Below are some records. Quote exactly the lines from the one that contains "Transcribe the text in this document." through the last, both included, and leave out the pictures.

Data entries
— Begin —

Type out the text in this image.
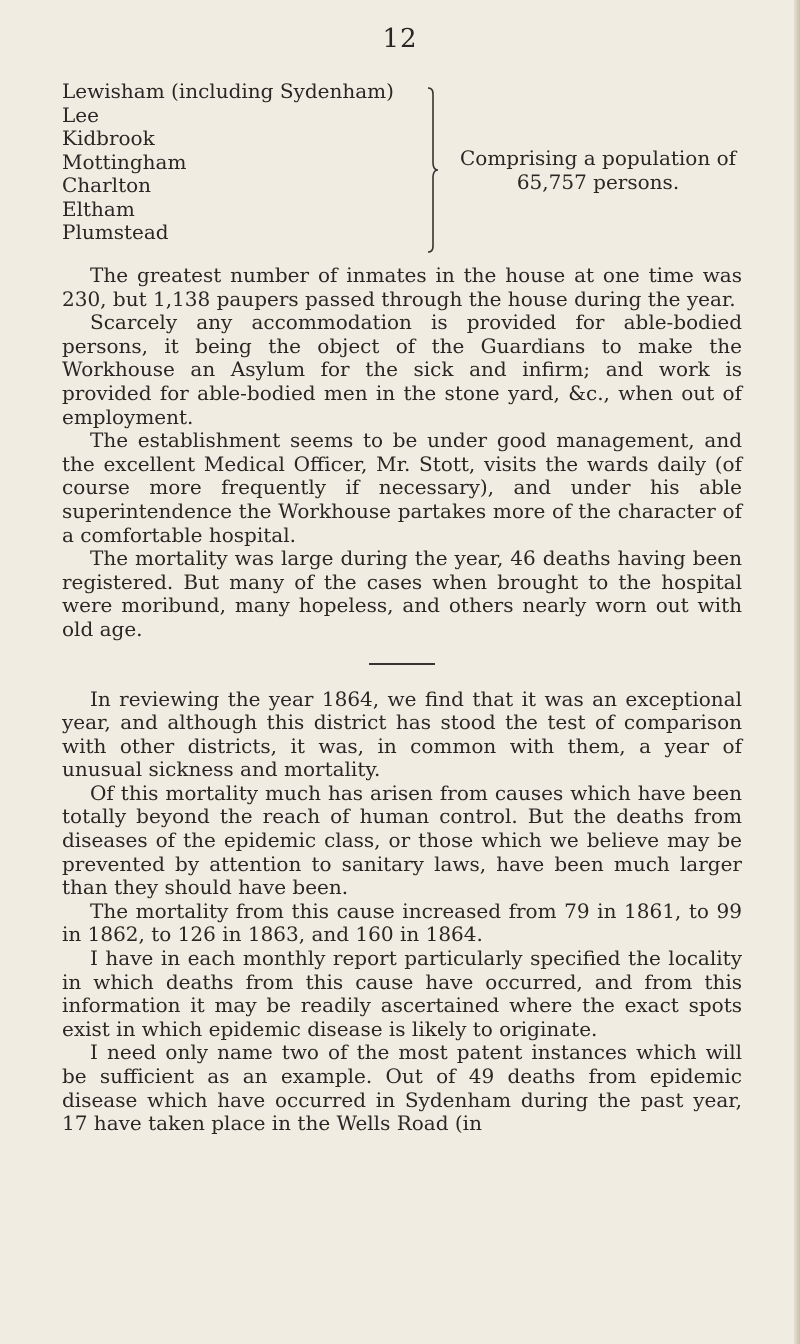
12
Lewisham (including Sydenham)
Lee
Kidbrook
Mottingham
Charlton
Eltham
Plumstead
Comprising a population of 65,757 persons.

The greatest number of inmates in the house at one time was 230, but 1,138 paupers passed through the house during the year.

Scarcely any accommodation is provided for able-bodied persons, it being the object of the Guardians to make the Workhouse an Asylum for the sick and infirm; and work is provided for able-bodied men in the stone yard, &c., when out of employment.

The establishment seems to be under good management, and the excellent Medical Officer, Mr. Stott, visits the wards daily (of course more frequently if necessary), and under his able superintendence the Workhouse partakes more of the character of a comfortable hospital.

The mortality was large during the year, 46 deaths having been registered. But many of the cases when brought to the hospital were moribund, many hopeless, and others nearly worn out with old age.

In reviewing the year 1864, we find that it was an exceptional year, and although this district has stood the test of comparison with other districts, it was, in common with them, a year of unusual sickness and mortality.

Of this mortality much has arisen from causes which have been totally beyond the reach of human control. But the deaths from diseases of the epidemic class, or those which we believe may be prevented by attention to sanitary laws, have been much larger than they should have been.

The mortality from this cause increased from 79 in 1861, to 99 in 1862, to 126 in 1863, and 160 in 1864.

I have in each monthly report particularly specified the locality in which deaths from this cause have occurred, and from this information it may be readily ascertained where the exact spots exist in which epidemic disease is likely to originate.

I need only name two of the most patent instances which will be sufficient as an example. Out of 49 deaths from epidemic disease which have occurred in Sydenham during the past year, 17 have taken place in the Wells Road (in
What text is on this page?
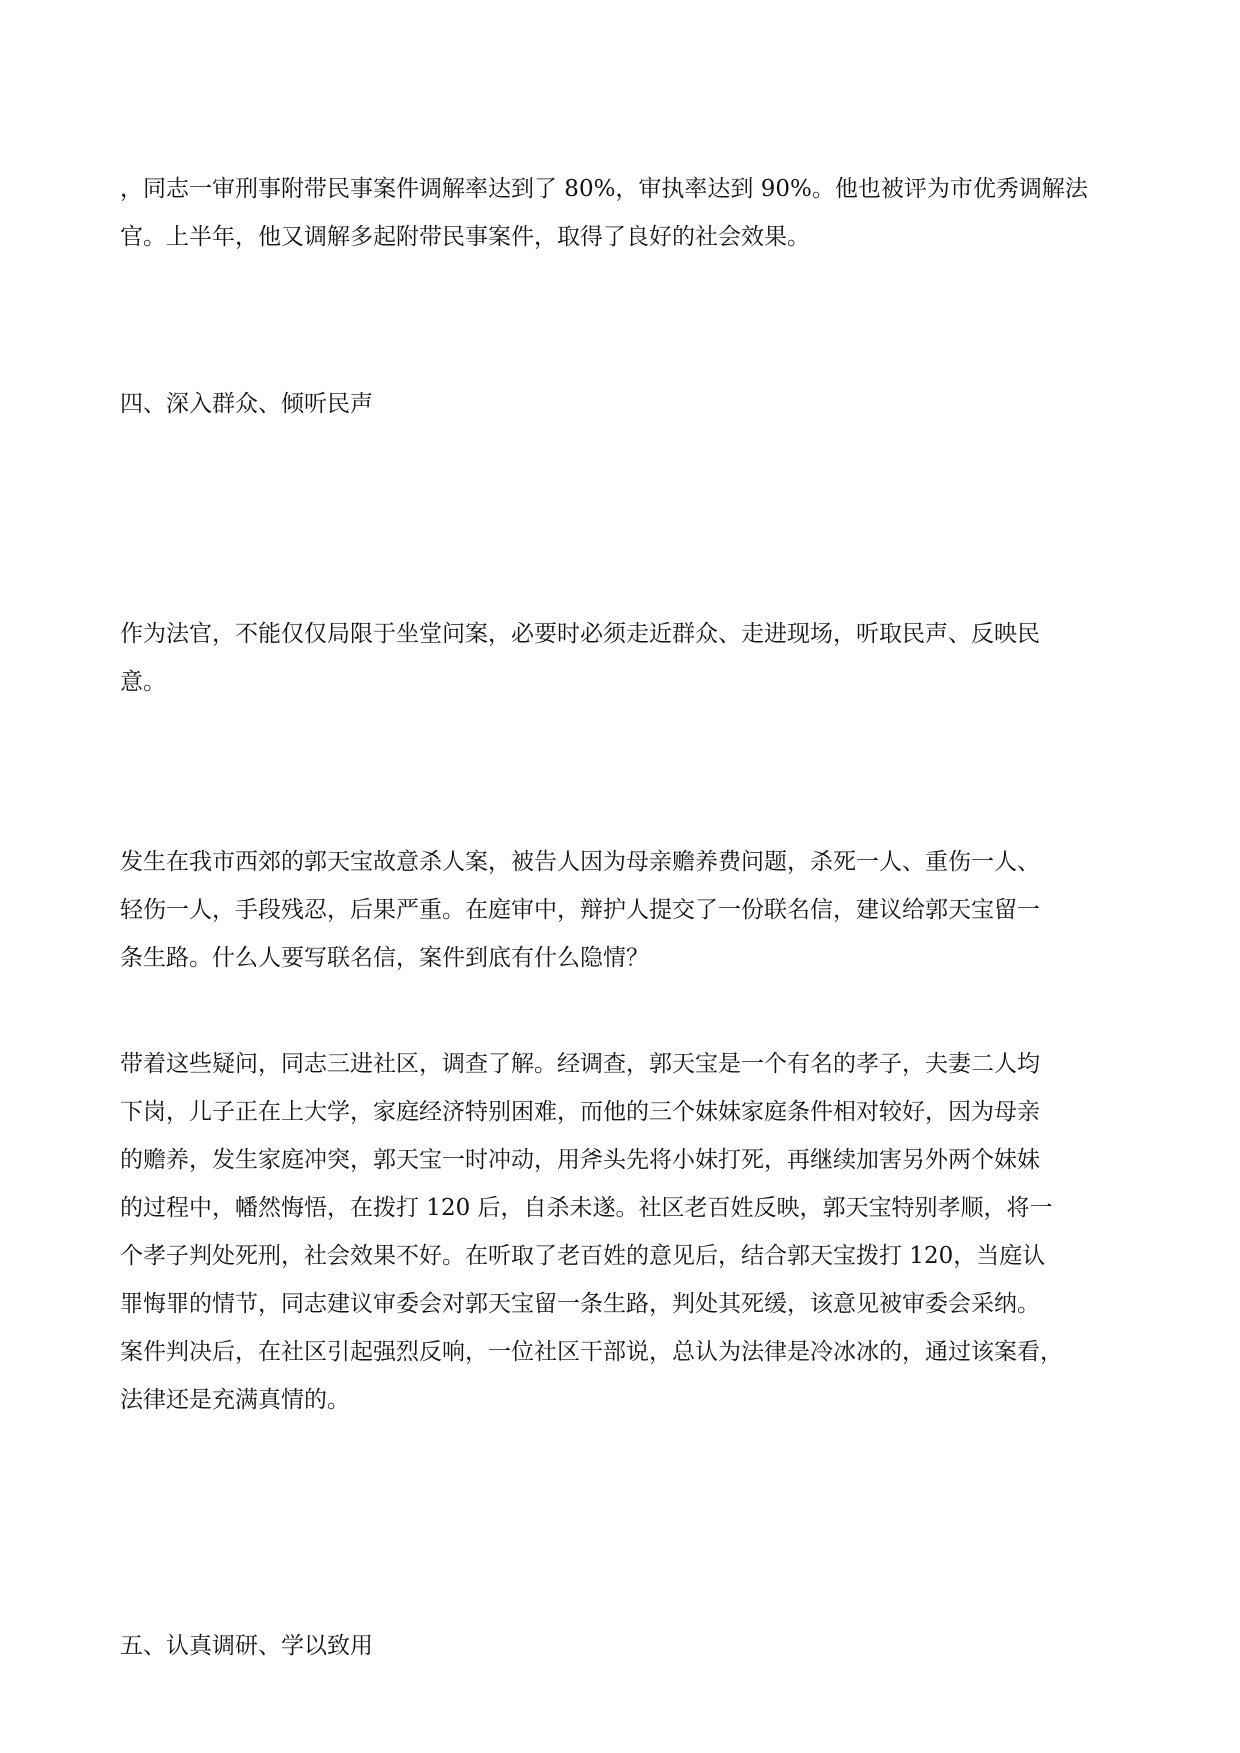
，同志一审刑事附带民事案件调解率达到了 80%，审执率达到 90%。他也被评为市优秀调解法
官。上半年，他又调解多起附带民事案件，取得了良好的社会效果。

四、深入群众、倾听民声

作为法官，不能仅仅局限于坐堂问案，必要时必须走近群众、走进现场，听取民声、反映民
意。

发生在我市西郊的郭天宝故意杀人案，被告人因为母亲赡养费问题，杀死一人、重伤一人、
轻伤一人，手段残忍，后果严重。在庭审中，辩护人提交了一份联名信，建议给郭天宝留一
条生路。什么人要写联名信，案件到底有什么隐情？

带着这些疑问，同志三进社区，调查了解。经调查，郭天宝是一个有名的孝子，夫妻二人均
下岗，儿子正在上大学，家庭经济特别困难，而他的三个妹妹家庭条件相对较好，因为母亲
的赡养，发生家庭冲突，郭天宝一时冲动，用斧头先将小妹打死，再继续加害另外两个妹妹
的过程中，幡然悔悟，在拨打 120 后，自杀未遂。社区老百姓反映，郭天宝特别孝顺，将一
个孝子判处死刑，社会效果不好。在听取了老百姓的意见后，结合郭天宝拨打 120，当庭认
罪悔罪的情节，同志建议审委会对郭天宝留一条生路，判处其死缓，该意见被审委会采纳。
案件判决后，在社区引起强烈反响，一位社区干部说，总认为法律是冷冰冰的，通过该案看，
法律还是充满真情的。

五、认真调研、学以致用
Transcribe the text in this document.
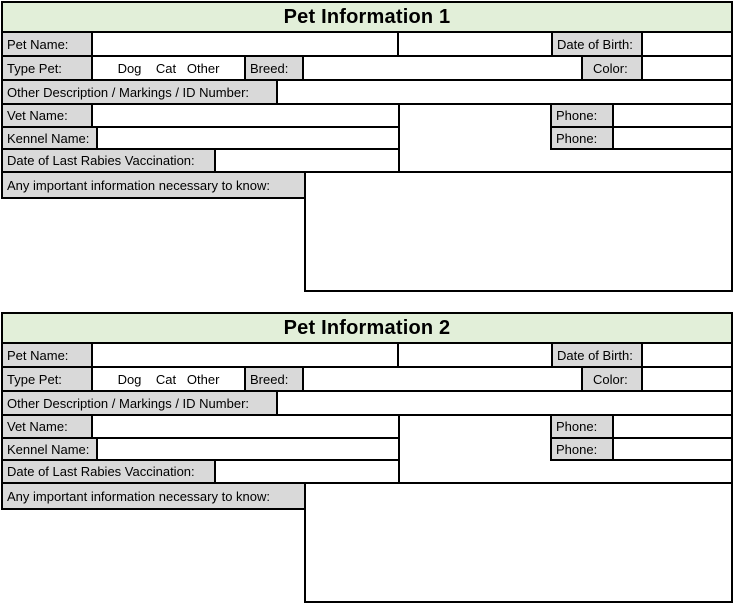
Pet Information 1
Pet Name:	Date of Birth:
Type Pet:	Dog    Cat   Other	Breed:	Color:
Other Description / Markings / ID Number:
Vet Name:	Phone:
Kennel Name:	Phone:
Date of Last Rabies Vaccination:
Any important information necessary to know:
Pet Information 2
Pet Name:	Date of Birth:
Type Pet:	Dog    Cat   Other	Breed:	Color:
Other Description / Markings / ID Number:
Vet Name:	Phone:
Kennel Name:	Phone:
Date of Last Rabies Vaccination:
Any important information necessary to know:
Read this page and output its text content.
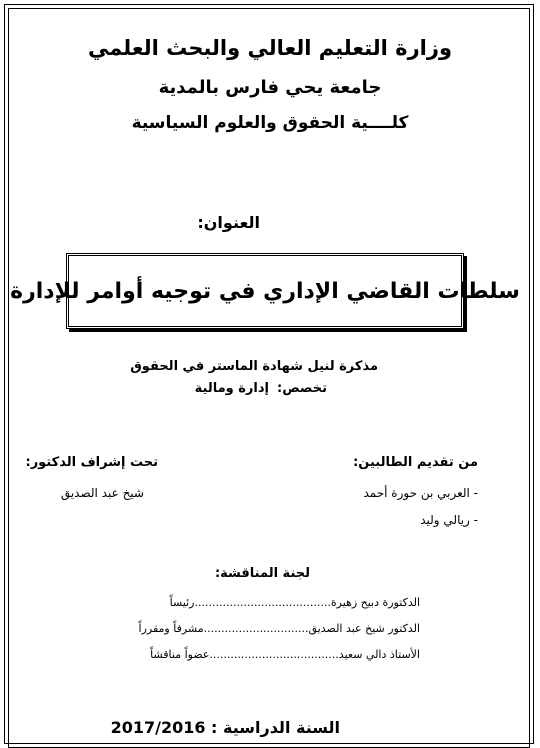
وزارة التعليم العالي والبحث العلمي
جامعة يحي فارس بالمدية
كلــــية الحقوق والعلوم السياسية
العنوان:
سلطات القاضي الإداري في توجيه أوامر للإدارة
مذكرة لنيل شهادة الماستر في الحقوق
تخصص:إدارة ومالية
من تقديم الطالبين:
- العربي بن حورة أحمد
- ريالي وليد
تحت إشراف الدكتور:
شيخ عبد الصديق
لجنة المناقشة:
الدكتورة دبيح زهيرة.......................................رئيساً
الدكتور شيخ عبد الصديق..............................مشرفاً ومقرراً
الأستاذ دالي سعيد.....................................عضواً مناقشاً
السنة الدراسية : 2017/2016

— End —

Task solution
Transcribe the text in this document.
Pet Information 1
Pet Name:	Date of Birth:
Type Pet:	Dog    Cat   Other	Breed:	Color:
Other Description / Markings / ID Number:
Vet Name:	Phone:
Kennel Name:	Phone:
Date of Last Rabies Vaccination:
Any important information necessary to know:
Pet Information 2
Pet Name:	Date of Birth:
Type Pet:	Dog    Cat   Other	Breed:	Color:
Other Description / Markings / ID Number:
Vet Name:	Phone:
Kennel Name:	Phone:
Date of Last Rabies Vaccination:
Any important information necessary to know:
Read this page and output its text content.
وزارة التعليم العالي والبحث العلمي
جامعة يحي فارس بالمدية
كلــــية الحقوق والعلوم السياسية
العنوان:
سلطات القاضي الإداري في توجيه أوامر للإدارة
مذكرة لنيل شهادة الماستر في الحقوق
تخصص:إدارة ومالية
من تقديم الطالبين:
- العربي بن حورة أحمد
- ريالي وليد
تحت إشراف الدكتور:
شيخ عبد الصديق
لجنة المناقشة:
الدكتورة دبيح زهيرة.......................................رئيساً
الدكتور شيخ عبد الصديق..............................مشرفاً ومقرراً
الأستاذ دالي سعيد.....................................عضواً مناقشاً
السنة الدراسية : 2017/2016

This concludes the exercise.